» What you are asked to do
Copy the records below exactly, omitting any pictures they contain.

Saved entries
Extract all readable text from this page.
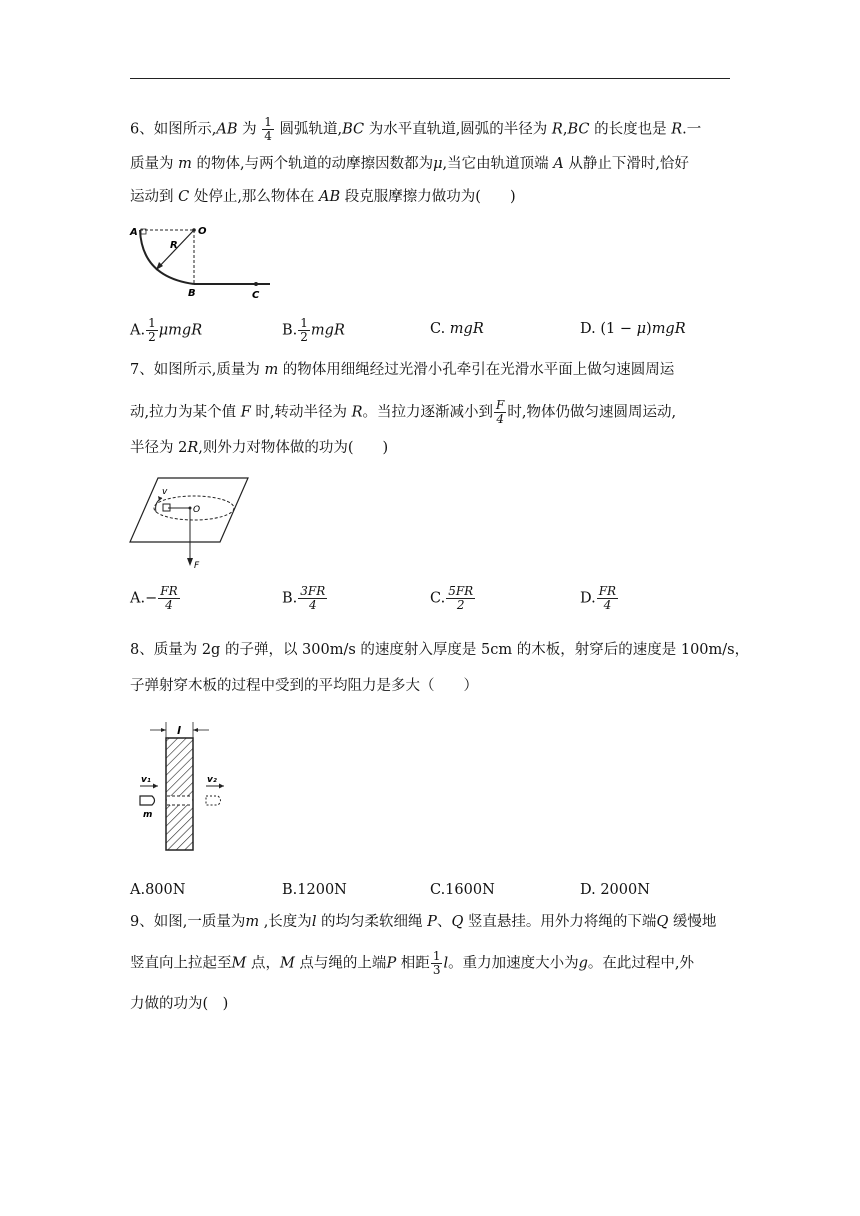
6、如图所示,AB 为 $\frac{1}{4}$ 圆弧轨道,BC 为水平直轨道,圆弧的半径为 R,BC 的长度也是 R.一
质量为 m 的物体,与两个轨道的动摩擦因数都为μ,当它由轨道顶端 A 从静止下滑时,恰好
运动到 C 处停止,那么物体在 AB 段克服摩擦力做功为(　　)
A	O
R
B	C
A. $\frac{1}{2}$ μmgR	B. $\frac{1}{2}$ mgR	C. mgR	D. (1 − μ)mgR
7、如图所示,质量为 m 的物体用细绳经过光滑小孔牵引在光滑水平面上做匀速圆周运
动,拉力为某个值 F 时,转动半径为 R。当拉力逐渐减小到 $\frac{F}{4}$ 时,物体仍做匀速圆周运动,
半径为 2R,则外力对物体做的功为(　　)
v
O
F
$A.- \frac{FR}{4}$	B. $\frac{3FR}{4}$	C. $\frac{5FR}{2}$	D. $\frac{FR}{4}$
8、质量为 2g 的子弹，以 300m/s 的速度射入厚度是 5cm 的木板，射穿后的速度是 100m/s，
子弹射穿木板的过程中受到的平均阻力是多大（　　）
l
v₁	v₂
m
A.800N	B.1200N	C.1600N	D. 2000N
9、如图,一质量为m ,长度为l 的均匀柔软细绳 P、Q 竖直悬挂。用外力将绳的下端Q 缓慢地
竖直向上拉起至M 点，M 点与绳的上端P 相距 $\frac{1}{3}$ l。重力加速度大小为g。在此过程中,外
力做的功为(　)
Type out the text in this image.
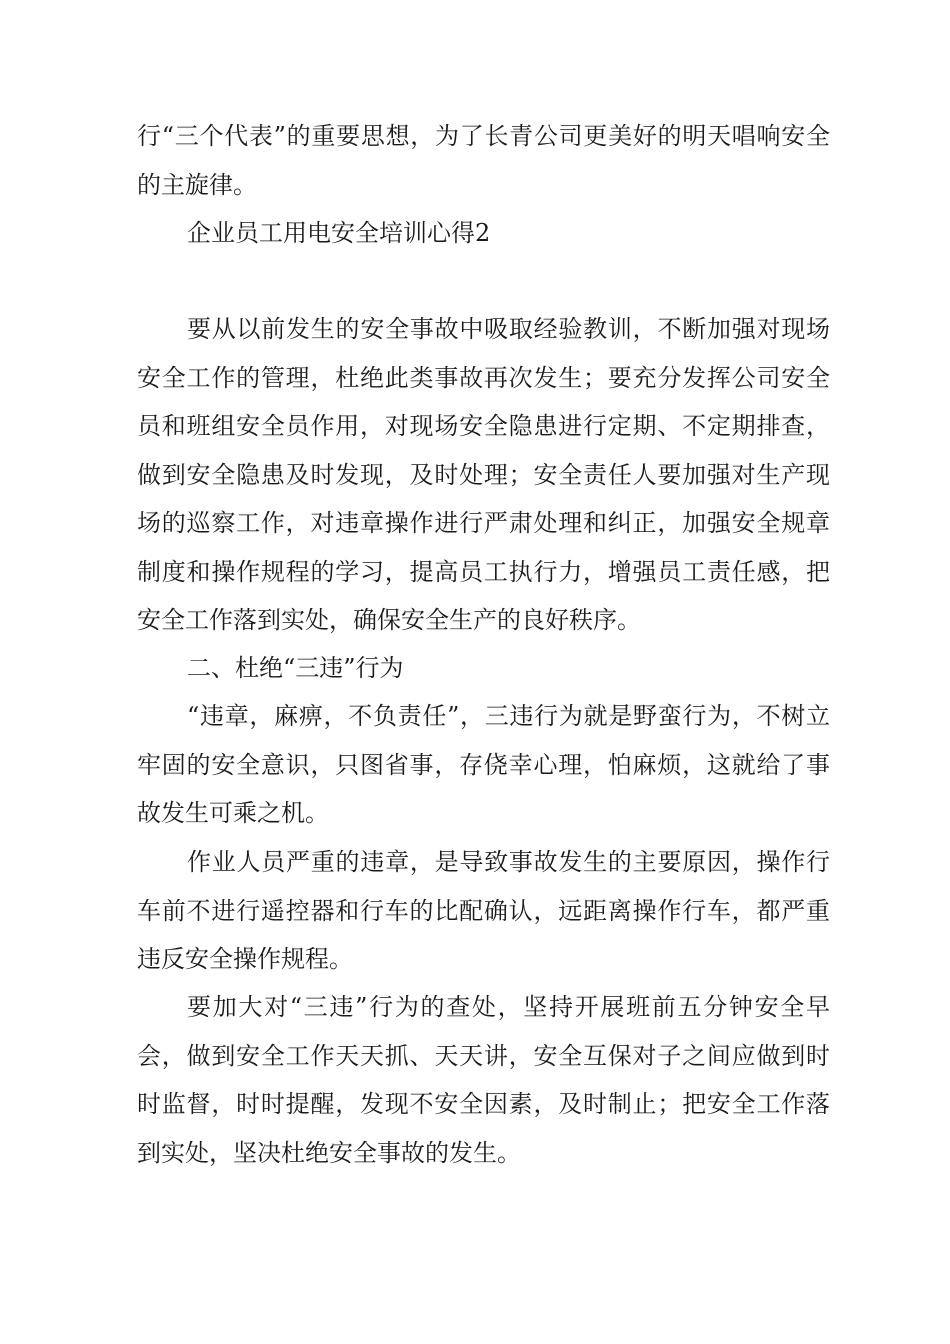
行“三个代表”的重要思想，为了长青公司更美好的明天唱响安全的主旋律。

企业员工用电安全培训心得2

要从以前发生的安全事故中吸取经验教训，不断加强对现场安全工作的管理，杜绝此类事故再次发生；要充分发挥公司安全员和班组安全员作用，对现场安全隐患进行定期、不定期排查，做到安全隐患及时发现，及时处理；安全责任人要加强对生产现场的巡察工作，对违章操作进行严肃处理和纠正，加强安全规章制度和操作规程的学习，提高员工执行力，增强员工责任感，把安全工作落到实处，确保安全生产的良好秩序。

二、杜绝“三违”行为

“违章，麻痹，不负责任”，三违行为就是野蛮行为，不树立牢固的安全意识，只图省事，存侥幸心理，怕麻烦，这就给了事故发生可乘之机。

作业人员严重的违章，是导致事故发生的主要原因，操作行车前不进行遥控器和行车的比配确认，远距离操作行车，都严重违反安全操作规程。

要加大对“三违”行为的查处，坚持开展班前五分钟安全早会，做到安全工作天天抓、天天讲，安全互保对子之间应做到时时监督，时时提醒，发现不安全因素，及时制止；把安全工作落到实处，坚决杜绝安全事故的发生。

» Answer to this task
Extract all readable text from this page.
6、如图所示,AB 为 $\frac{1}{4}$ 圆弧轨道,BC 为水平直轨道,圆弧的半径为 R,BC 的长度也是 R.一
质量为 m 的物体,与两个轨道的动摩擦因数都为μ,当它由轨道顶端 A 从静止下滑时,恰好
运动到 C 处停止,那么物体在 AB 段克服摩擦力做功为(　　)
A	O
R
B	C
A. $\frac{1}{2}$ μmgR	B. $\frac{1}{2}$ mgR	C. mgR	D. (1 − μ)mgR
7、如图所示,质量为 m 的物体用细绳经过光滑小孔牵引在光滑水平面上做匀速圆周运
动,拉力为某个值 F 时,转动半径为 R。当拉力逐渐减小到 $\frac{F}{4}$ 时,物体仍做匀速圆周运动,
半径为 2R,则外力对物体做的功为(　　)
v
O
F
$A.- \frac{FR}{4}$	B. $\frac{3FR}{4}$	C. $\frac{5FR}{2}$	D. $\frac{FR}{4}$
8、质量为 2g 的子弹，以 300m/s 的速度射入厚度是 5cm 的木板，射穿后的速度是 100m/s，
子弹射穿木板的过程中受到的平均阻力是多大（　　）
l
v₁	v₂
m
A.800N	B.1200N	C.1600N	D. 2000N
9、如图,一质量为m ,长度为l 的均匀柔软细绳 P、Q 竖直悬挂。用外力将绳的下端Q 缓慢地
竖直向上拉起至M 点，M 点与绳的上端P 相距 $\frac{1}{3}$ l。重力加速度大小为g。在此过程中,外
力做的功为(　)
Type out the text in this image.
行“三个代表”的重要思想，为了长青公司更美好的明天唱响安全的主旋律。

企业员工用电安全培训心得2

要从以前发生的安全事故中吸取经验教训，不断加强对现场安全工作的管理，杜绝此类事故再次发生；要充分发挥公司安全员和班组安全员作用，对现场安全隐患进行定期、不定期排查，做到安全隐患及时发现，及时处理；安全责任人要加强对生产现场的巡察工作，对违章操作进行严肃处理和纠正，加强安全规章制度和操作规程的学习，提高员工执行力，增强员工责任感，把安全工作落到实处，确保安全生产的良好秩序。

二、杜绝“三违”行为

“违章，麻痹，不负责任”，三违行为就是野蛮行为，不树立牢固的安全意识，只图省事，存侥幸心理，怕麻烦，这就给了事故发生可乘之机。

作业人员严重的违章，是导致事故发生的主要原因，操作行车前不进行遥控器和行车的比配确认，远距离操作行车，都严重违反安全操作规程。

要加大对“三违”行为的查处，坚持开展班前五分钟安全早会，做到安全工作天天抓、天天讲，安全互保对子之间应做到时时监督，时时提醒，发现不安全因素，及时制止；把安全工作落到实处，坚决杜绝安全事故的发生。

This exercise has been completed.